▶ **Written request**
Find the lines holding the word "document" and collect them.

○ ○ ○

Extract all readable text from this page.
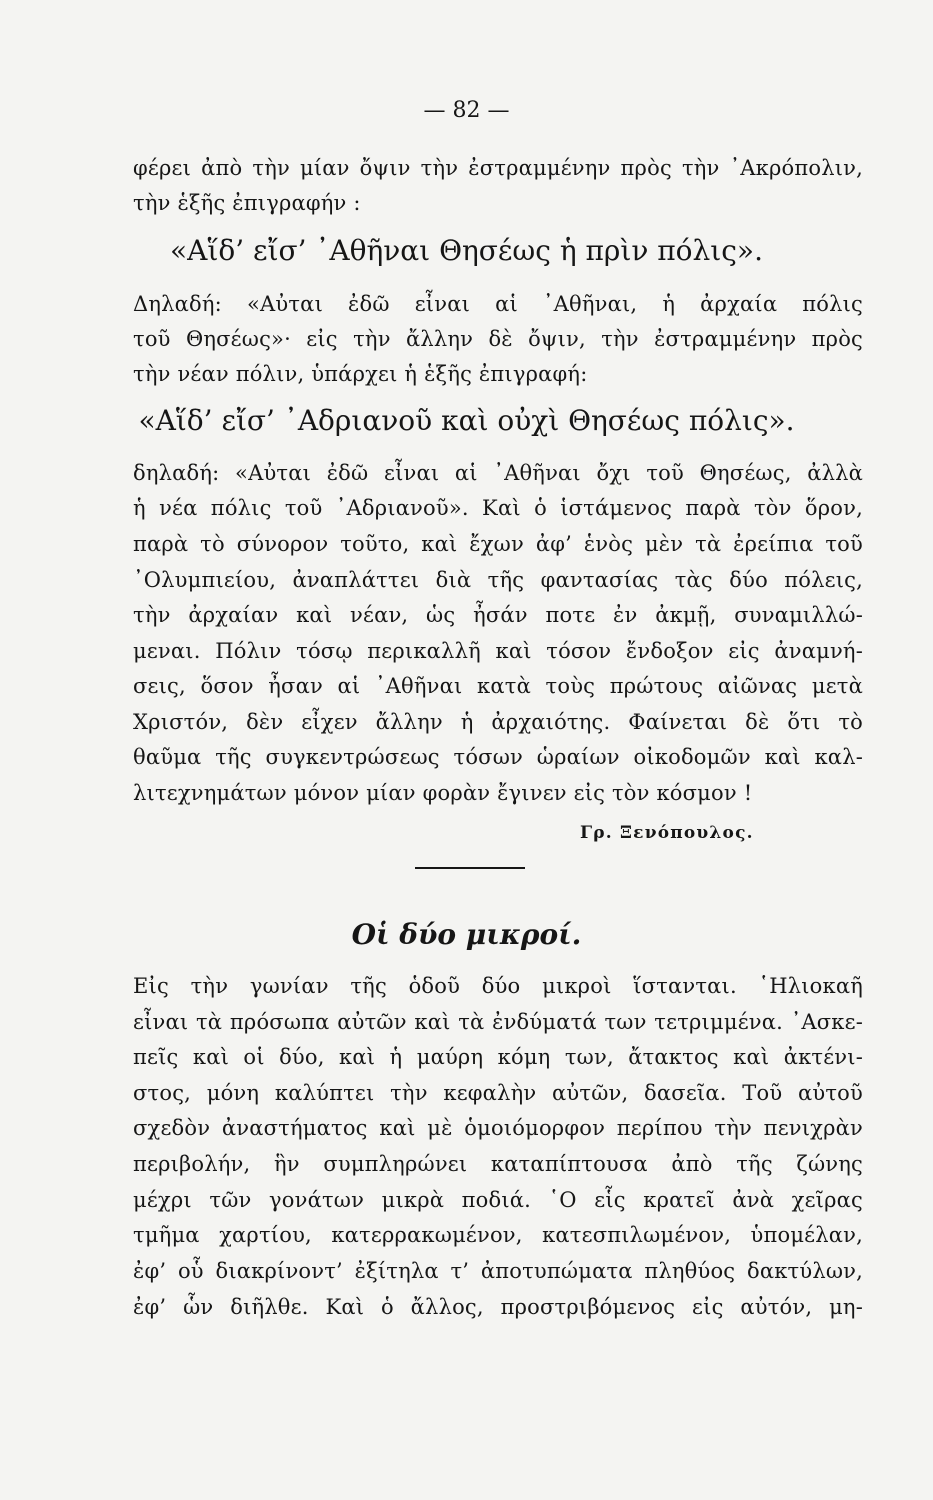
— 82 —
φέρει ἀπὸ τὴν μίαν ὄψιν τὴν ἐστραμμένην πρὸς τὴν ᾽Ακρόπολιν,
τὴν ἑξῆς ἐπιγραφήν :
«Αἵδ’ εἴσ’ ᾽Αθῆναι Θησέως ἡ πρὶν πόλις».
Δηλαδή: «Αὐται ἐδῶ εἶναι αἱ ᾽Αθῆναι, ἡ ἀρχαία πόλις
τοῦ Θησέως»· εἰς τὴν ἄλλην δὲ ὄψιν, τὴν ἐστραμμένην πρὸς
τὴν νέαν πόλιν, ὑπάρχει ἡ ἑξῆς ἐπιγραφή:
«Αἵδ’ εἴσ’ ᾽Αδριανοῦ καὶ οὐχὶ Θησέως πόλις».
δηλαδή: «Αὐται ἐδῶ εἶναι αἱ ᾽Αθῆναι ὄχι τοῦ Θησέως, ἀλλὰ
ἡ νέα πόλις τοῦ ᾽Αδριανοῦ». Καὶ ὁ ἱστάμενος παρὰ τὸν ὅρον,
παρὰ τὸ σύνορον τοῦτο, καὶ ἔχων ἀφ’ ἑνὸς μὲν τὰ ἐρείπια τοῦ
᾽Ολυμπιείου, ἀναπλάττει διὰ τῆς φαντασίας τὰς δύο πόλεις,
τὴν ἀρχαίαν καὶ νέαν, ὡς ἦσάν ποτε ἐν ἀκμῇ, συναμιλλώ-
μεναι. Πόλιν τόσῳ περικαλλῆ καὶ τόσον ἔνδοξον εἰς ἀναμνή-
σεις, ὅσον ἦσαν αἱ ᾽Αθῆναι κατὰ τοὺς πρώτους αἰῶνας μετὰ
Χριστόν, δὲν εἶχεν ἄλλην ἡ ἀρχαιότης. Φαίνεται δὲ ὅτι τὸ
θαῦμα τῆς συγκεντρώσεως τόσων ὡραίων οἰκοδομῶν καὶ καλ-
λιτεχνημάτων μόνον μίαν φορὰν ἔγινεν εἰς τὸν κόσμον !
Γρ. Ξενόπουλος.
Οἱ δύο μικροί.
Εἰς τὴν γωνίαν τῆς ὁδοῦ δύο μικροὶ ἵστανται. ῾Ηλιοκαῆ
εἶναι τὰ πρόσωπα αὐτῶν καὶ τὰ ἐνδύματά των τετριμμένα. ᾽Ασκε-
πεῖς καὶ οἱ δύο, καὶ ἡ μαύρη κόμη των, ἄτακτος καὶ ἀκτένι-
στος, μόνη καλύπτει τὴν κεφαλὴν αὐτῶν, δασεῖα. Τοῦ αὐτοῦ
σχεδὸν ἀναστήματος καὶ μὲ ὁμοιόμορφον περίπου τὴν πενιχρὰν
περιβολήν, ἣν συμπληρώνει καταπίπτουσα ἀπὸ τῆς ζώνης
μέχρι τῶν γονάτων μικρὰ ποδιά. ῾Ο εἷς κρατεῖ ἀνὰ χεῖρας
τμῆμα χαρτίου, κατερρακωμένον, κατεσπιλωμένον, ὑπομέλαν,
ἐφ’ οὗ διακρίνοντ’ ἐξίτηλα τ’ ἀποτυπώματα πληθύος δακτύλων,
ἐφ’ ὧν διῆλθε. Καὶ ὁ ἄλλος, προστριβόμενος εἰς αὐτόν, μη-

○ ○ ○

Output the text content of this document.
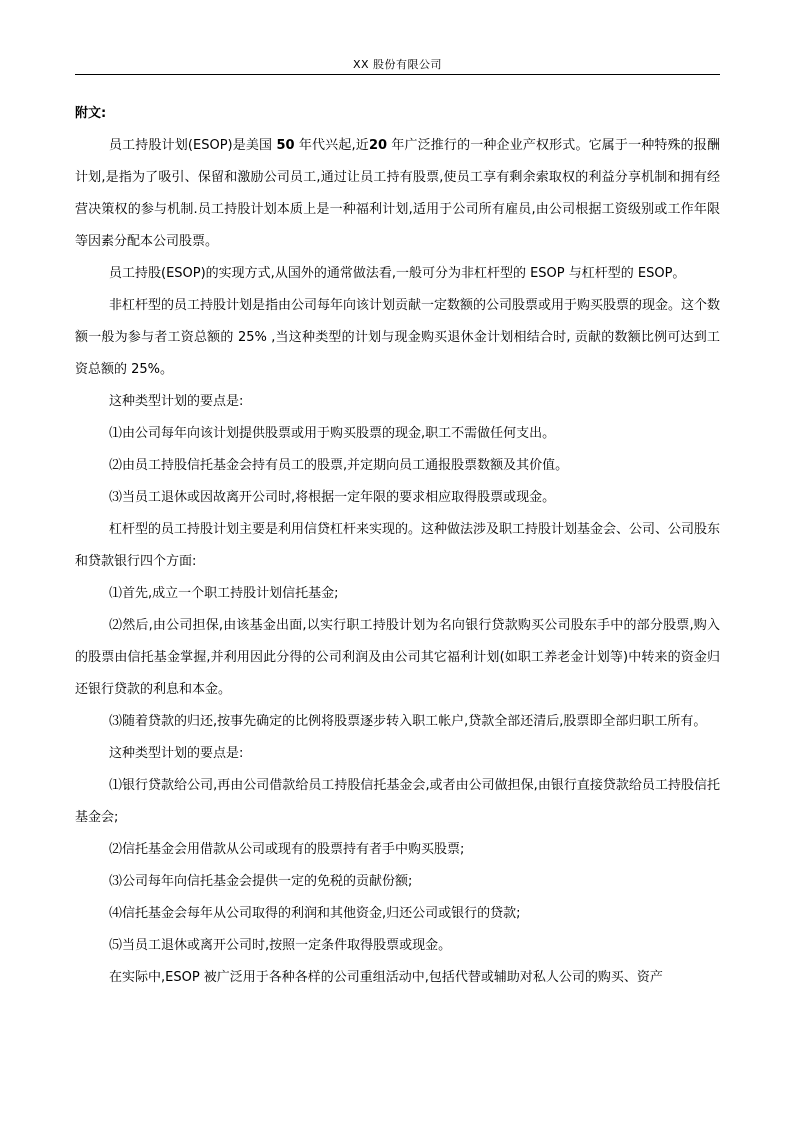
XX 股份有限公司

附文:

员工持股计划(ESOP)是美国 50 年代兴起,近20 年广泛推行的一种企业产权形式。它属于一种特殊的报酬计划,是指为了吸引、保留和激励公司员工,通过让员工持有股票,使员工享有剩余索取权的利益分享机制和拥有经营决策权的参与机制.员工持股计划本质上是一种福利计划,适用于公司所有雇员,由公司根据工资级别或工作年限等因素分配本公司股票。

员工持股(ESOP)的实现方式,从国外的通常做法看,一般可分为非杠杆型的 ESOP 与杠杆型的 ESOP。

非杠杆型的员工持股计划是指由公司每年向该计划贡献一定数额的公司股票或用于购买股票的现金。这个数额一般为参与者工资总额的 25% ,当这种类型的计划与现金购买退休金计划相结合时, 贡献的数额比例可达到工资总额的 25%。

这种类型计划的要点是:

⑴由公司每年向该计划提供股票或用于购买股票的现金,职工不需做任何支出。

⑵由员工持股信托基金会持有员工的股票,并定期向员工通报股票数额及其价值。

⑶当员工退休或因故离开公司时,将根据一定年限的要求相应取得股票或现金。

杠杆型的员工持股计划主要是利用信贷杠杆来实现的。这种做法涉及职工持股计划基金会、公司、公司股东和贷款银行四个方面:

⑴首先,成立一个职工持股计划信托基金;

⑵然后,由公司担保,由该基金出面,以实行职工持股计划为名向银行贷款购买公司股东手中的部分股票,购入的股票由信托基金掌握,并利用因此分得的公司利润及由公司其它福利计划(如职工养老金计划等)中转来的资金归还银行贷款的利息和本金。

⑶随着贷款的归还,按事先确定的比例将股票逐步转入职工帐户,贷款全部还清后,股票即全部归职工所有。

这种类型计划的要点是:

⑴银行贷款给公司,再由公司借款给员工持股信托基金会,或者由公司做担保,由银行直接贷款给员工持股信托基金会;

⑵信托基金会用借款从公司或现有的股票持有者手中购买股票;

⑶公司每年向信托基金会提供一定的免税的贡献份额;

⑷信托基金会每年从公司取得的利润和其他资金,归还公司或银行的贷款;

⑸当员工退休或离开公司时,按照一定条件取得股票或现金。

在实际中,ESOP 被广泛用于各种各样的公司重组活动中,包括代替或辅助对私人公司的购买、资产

○ ○ ○

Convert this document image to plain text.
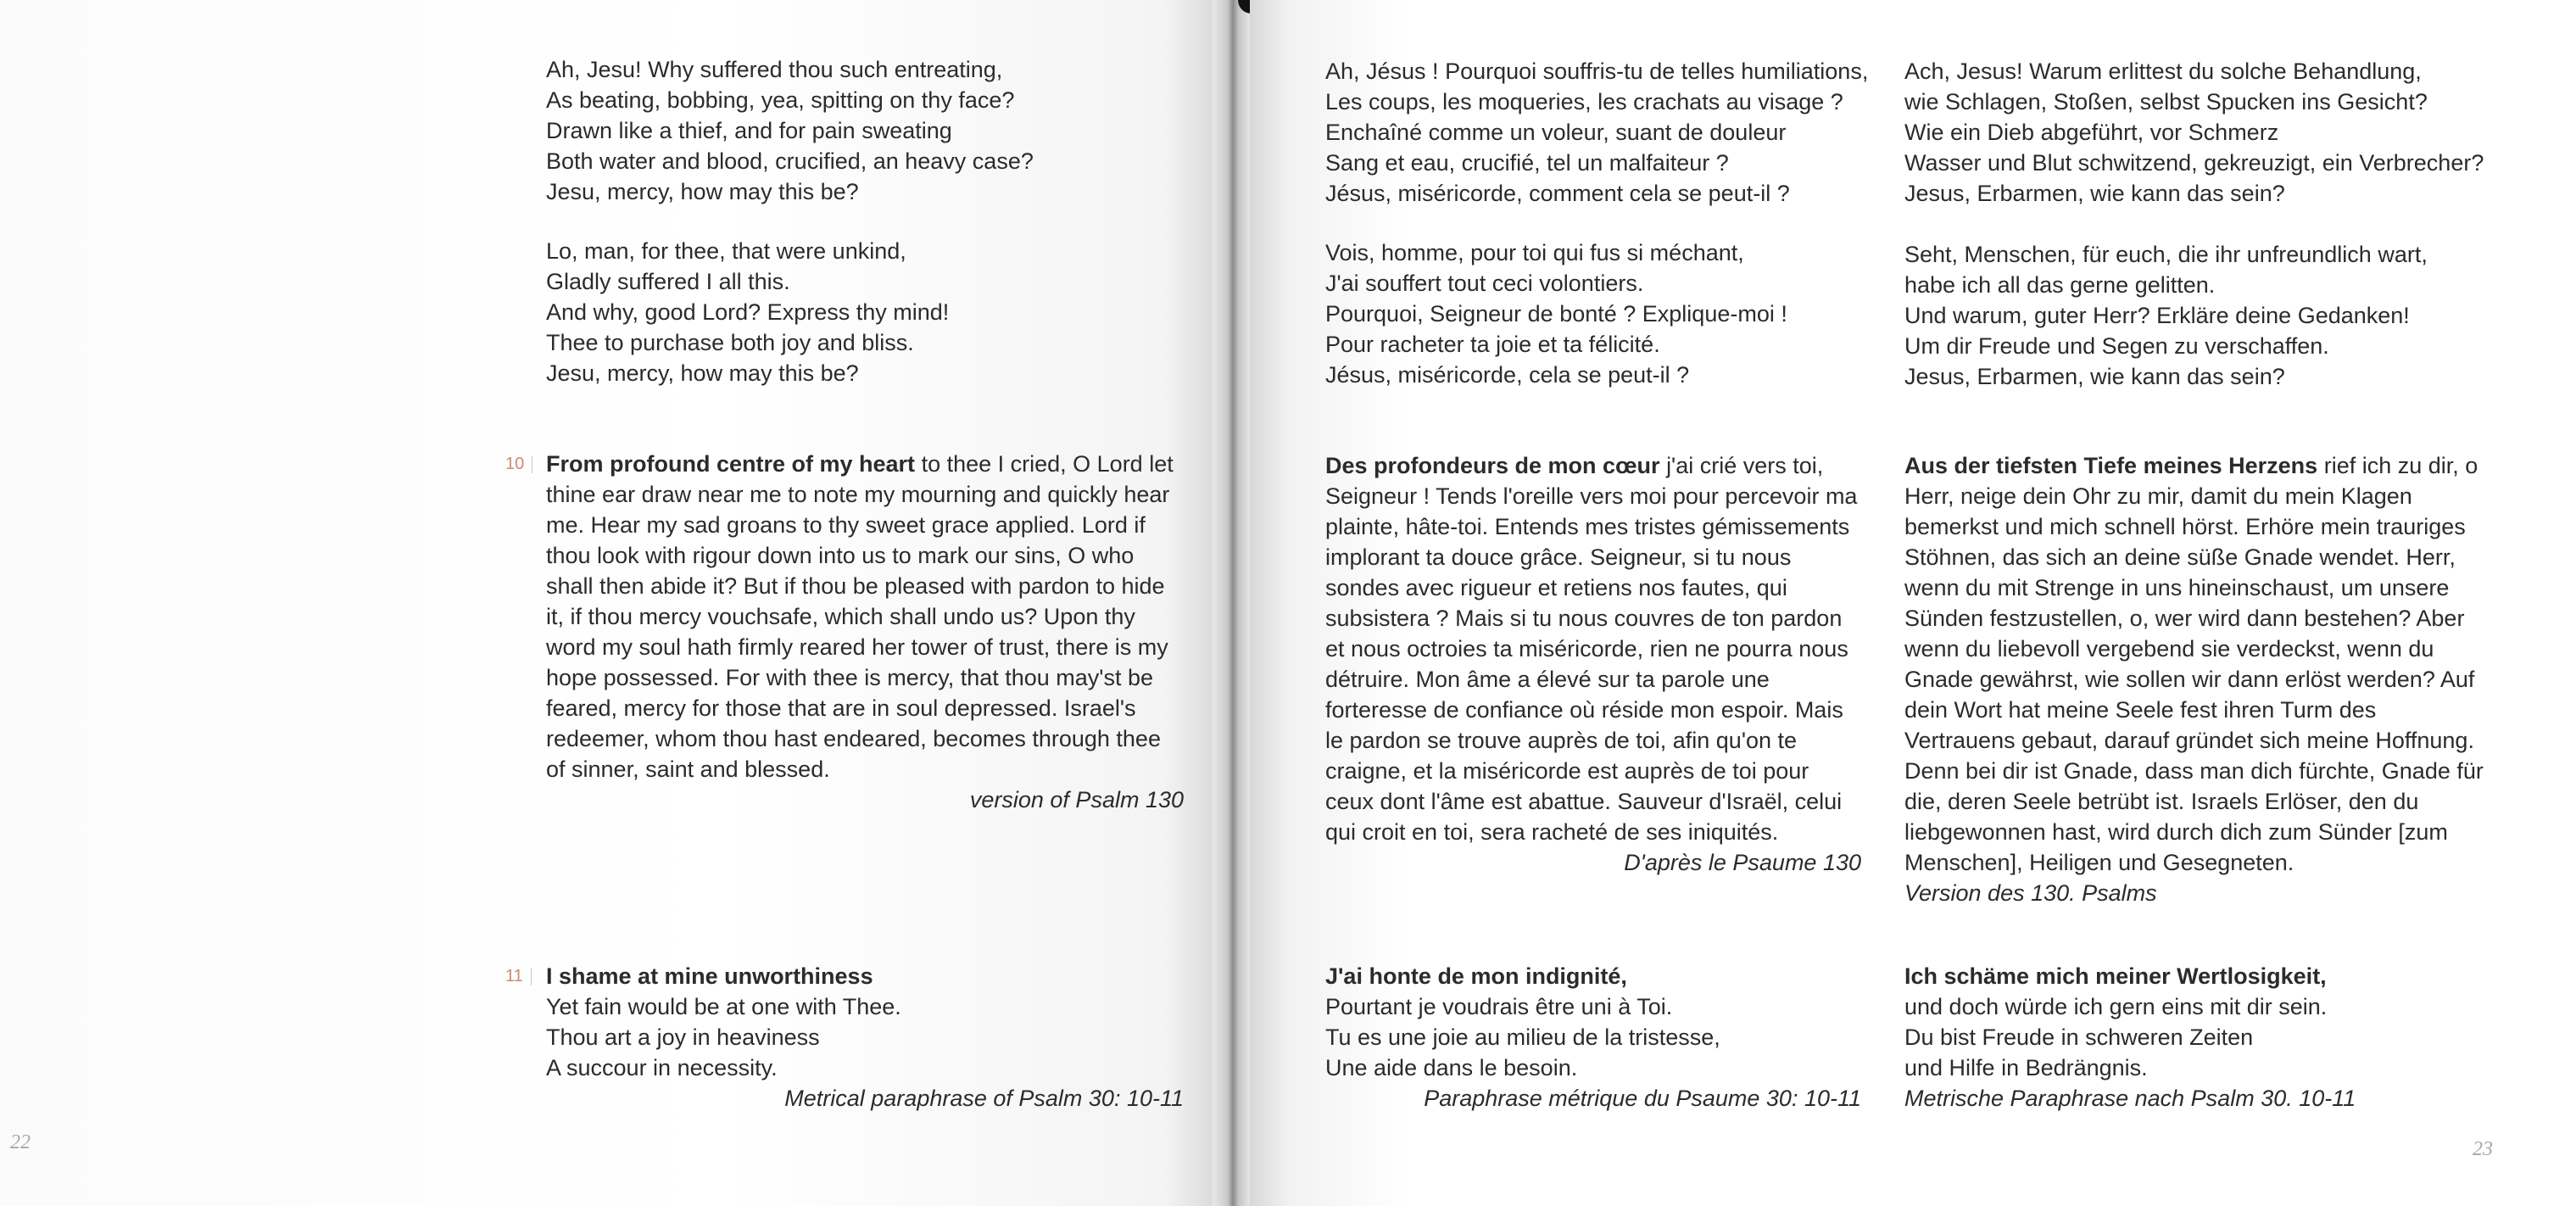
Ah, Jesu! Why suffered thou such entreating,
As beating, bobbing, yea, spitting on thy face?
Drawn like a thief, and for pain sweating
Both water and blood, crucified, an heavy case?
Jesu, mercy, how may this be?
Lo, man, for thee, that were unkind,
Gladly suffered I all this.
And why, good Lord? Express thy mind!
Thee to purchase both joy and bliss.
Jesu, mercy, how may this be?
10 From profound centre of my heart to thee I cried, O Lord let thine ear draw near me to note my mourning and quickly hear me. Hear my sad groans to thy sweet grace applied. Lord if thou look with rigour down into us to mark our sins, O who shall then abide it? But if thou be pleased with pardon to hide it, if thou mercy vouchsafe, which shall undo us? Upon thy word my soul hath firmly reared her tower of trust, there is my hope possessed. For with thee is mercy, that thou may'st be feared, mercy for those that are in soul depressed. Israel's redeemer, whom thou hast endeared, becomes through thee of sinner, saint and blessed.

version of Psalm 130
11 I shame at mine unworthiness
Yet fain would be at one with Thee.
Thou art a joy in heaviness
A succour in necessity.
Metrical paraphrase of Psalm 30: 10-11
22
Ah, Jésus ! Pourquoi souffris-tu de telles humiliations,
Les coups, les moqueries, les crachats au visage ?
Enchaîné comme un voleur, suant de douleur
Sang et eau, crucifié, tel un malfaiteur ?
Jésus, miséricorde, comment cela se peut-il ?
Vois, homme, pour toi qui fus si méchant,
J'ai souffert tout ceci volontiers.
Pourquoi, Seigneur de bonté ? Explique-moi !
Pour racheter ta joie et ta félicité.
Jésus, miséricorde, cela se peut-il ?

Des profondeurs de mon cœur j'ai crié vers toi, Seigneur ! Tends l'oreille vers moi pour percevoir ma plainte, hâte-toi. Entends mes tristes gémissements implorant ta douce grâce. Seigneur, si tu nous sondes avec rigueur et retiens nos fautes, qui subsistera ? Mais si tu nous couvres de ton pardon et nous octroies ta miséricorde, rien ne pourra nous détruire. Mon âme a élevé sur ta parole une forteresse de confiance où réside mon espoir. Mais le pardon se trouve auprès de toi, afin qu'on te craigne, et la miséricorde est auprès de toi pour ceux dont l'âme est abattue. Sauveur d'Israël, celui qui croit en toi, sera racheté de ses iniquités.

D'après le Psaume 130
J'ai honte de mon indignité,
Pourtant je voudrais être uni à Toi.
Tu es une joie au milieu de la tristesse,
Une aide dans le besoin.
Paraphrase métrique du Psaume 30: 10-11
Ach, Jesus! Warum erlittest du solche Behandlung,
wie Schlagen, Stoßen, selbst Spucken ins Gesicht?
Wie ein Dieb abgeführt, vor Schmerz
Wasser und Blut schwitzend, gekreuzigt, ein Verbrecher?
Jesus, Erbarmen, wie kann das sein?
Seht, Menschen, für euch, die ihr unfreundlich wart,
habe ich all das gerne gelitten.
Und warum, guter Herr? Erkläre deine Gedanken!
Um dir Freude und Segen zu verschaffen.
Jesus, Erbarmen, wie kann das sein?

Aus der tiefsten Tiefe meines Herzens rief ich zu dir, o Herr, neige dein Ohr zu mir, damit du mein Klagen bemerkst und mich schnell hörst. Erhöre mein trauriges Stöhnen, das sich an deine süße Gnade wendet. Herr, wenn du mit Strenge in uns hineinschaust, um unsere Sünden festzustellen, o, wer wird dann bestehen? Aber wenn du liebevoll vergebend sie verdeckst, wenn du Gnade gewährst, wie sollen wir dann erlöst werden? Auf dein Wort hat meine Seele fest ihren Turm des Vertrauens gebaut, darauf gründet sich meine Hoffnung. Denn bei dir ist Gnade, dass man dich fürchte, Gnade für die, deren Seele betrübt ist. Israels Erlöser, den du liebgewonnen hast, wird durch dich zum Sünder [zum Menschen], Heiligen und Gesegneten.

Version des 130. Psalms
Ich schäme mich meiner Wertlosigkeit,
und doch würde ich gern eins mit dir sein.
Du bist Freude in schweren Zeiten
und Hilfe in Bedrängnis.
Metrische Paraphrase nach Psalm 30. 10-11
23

○ ○ ○

▶ **Task answer**
Output the text content of this document.
Convert this document image to plain text.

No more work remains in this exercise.